Stored data:
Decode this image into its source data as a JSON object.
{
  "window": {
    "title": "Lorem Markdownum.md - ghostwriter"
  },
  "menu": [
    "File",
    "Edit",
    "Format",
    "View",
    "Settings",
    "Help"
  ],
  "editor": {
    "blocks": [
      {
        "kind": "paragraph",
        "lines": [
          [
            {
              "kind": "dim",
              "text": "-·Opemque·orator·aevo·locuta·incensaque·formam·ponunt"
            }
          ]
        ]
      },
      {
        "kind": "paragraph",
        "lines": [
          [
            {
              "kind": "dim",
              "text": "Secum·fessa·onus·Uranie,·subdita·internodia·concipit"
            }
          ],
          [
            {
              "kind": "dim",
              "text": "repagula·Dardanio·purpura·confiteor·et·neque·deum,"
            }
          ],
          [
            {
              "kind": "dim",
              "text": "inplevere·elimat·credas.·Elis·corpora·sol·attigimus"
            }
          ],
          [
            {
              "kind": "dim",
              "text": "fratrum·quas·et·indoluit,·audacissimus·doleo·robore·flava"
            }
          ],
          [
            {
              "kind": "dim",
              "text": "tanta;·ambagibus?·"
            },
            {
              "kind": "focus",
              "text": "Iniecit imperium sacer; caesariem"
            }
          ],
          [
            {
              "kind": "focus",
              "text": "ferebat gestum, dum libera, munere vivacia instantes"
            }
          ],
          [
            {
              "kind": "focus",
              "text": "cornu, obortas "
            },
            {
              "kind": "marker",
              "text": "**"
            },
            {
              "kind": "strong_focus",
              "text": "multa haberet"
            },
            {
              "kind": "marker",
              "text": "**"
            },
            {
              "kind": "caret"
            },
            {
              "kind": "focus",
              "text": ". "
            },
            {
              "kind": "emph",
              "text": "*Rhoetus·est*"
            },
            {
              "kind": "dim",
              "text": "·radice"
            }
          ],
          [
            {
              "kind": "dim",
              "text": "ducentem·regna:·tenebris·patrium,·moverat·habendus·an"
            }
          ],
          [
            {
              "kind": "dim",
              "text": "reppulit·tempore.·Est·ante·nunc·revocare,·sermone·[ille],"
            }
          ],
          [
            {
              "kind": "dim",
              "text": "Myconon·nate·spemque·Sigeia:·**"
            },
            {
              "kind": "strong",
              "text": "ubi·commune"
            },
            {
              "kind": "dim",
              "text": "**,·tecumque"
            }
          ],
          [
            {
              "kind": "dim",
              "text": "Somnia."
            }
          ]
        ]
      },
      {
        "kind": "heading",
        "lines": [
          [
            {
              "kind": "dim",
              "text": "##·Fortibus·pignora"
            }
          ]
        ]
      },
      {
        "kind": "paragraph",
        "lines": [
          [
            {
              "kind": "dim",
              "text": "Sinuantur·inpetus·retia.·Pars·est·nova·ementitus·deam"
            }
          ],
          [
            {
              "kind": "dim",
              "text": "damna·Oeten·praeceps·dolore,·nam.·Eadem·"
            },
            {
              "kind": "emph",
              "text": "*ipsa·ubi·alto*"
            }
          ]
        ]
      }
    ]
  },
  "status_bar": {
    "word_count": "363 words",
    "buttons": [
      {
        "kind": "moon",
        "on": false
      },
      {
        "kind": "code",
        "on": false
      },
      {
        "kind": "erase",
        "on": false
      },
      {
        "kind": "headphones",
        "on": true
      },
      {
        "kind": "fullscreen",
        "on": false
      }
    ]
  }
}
...
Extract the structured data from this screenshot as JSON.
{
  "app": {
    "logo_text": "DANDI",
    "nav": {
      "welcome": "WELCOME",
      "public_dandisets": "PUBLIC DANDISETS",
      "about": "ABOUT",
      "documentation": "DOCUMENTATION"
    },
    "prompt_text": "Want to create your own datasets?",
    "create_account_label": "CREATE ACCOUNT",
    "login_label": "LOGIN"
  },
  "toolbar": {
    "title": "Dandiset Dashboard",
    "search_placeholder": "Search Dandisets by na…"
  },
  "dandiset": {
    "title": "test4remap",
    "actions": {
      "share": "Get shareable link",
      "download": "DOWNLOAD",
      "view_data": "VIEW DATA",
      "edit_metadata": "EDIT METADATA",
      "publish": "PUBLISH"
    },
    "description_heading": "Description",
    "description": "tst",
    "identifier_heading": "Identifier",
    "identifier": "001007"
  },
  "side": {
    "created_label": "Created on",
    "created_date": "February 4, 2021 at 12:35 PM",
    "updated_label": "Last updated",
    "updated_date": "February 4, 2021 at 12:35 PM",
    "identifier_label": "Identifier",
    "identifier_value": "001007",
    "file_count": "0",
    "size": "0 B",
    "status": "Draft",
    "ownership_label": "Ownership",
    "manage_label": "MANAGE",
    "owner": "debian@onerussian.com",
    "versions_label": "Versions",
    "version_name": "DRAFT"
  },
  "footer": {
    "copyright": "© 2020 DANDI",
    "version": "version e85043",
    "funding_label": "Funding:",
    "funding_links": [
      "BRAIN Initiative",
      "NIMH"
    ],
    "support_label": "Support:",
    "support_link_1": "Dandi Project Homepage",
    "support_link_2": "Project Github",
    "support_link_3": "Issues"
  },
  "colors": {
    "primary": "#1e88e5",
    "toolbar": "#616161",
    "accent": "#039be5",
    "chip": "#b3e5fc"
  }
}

OBJECTIVE:
Report all lines of the data above that include the string "title".

FULL ANSWER:
    "title": "Lorem Markdownum.md - ghostwriter"
    "title": "Dandiset Dashboard",
    "title": "test4remap",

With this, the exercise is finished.